I love that iguana video LOL...


----------



## Jrock23 (Mar 24, 2016)

The 1st video is awesome, I did my nile monitors a little differently then what he did. I used my hand as well as with food. Actually I did it with my savannah as well.. Great videos for inexperienced owners.. Especially the ones that are afraid to get bite..


----------



## RachaelE. (Mar 24, 2016)

I didnt know digging him out would be harmful. Thats what ive been doing! Hes super sweet and i definetly dont want to ruin that.


----------



## Walter1 (Mar 24, 2016)

RachaelE. said:


> I didnt know digging him out would be harmful. Thats what ive been doing! Hes super sweet and i definetly dont want to ruin that.


My experience has even that gently, gently, with talking first, digging them out works well.


----------



## snibborsirk (Mar 25, 2016)

As Walt1 said, i've also had good luck with gently/slowly digging them out of their substrate. Its def best to handle them while they are out on their own, but often times they don't cooperate - especially when in a new environment.


----------



## beardeddragon111 (Mar 25, 2016)

I didn't know that about water taming:\. I'm pretty sure any video from NERD contains good advice, though.


----------



## Jrock23 (Mar 25, 2016)

I'm sorry but I still strongly disagree with water taming a savannah monitor. I've had my savannah monitor for a few years and never had to water tame them.. Savannahs are not water lizards. Look at the video if a savannah has its eyes closed, it doesn't mean its relaxed. Please join our facebook group called savannah monitor group and we will teach and give you the correct advice on taming a savannah monitor. Please read savannahmonitor.net


----------



## snibborsirk (Mar 25, 2016)

I'm not a fan of water taming either - regardless of the species. I think the logic is a little off. The first impression of the lizard is that hey - this is the A-hole that keeps putting me in water that I almost drown in. It's not like you suddenly showed up and rescued it - you're the one that repeatedly puts it back in the water for it to stress out. Just my thought anyway.


----------



## Jrock23 (Mar 25, 2016)

snibborsirk said:


> I'm not a fan of water taming either - regardless of the species. I think the logic is a little off. The first impression of the lizard is that hey - this is the A-hole that keeps putting me in water that I almost drown in. It's not like you suddenly showed up and rescued it - you're the one that repeatedly puts it back in the water for it to stress out. Just my thought anyway.


I agree with that, and thats what these people are not understanding.


----------



## beardeddragon111 (Mar 25, 2016)

didn't say I thought it was right, just wasn't aware it was bad, I understand now.


----------

== Collected data ==
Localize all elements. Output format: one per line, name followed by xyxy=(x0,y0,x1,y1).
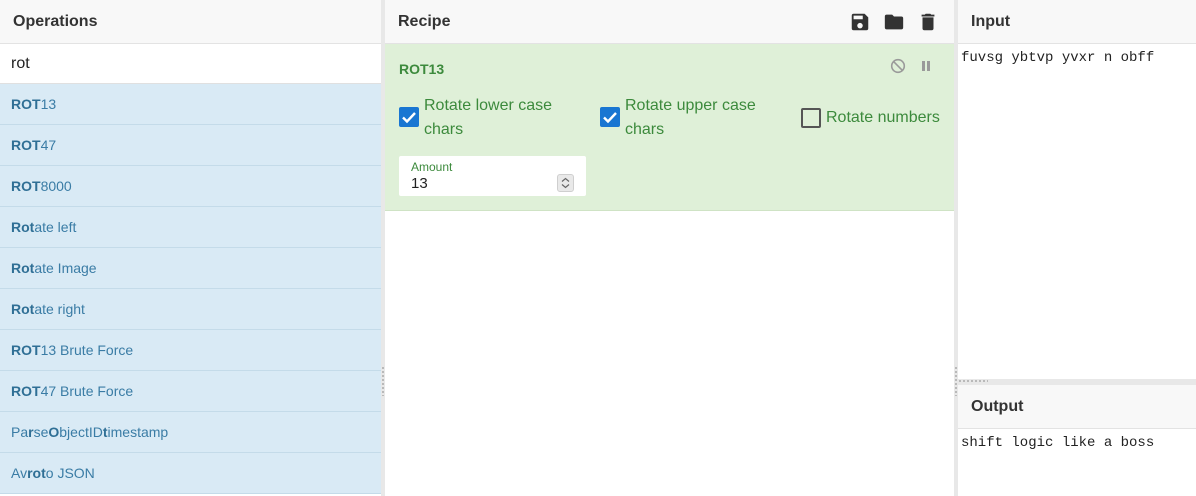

== Task goal ==
For each statement, say yes or no to whether the thread on taming monitors supports it, and quote the words from the thread that decide it. 1. Jrock23 has never had to water tame the savannah monitor. 2. snibborsirk thinks it is best to handle the lizards while they are out on their own. 3. Walter1 advises against digging them out. The data have nothing to do with what follows.

== Task response ==
1. Yes: "I've had my savannah monitor for a few years and never had to water tame them.."
2. Yes: "Its def best to handle them while they are out on their own"
3. No: "My experience has even that gently, gently, with talking first, digging them out works well."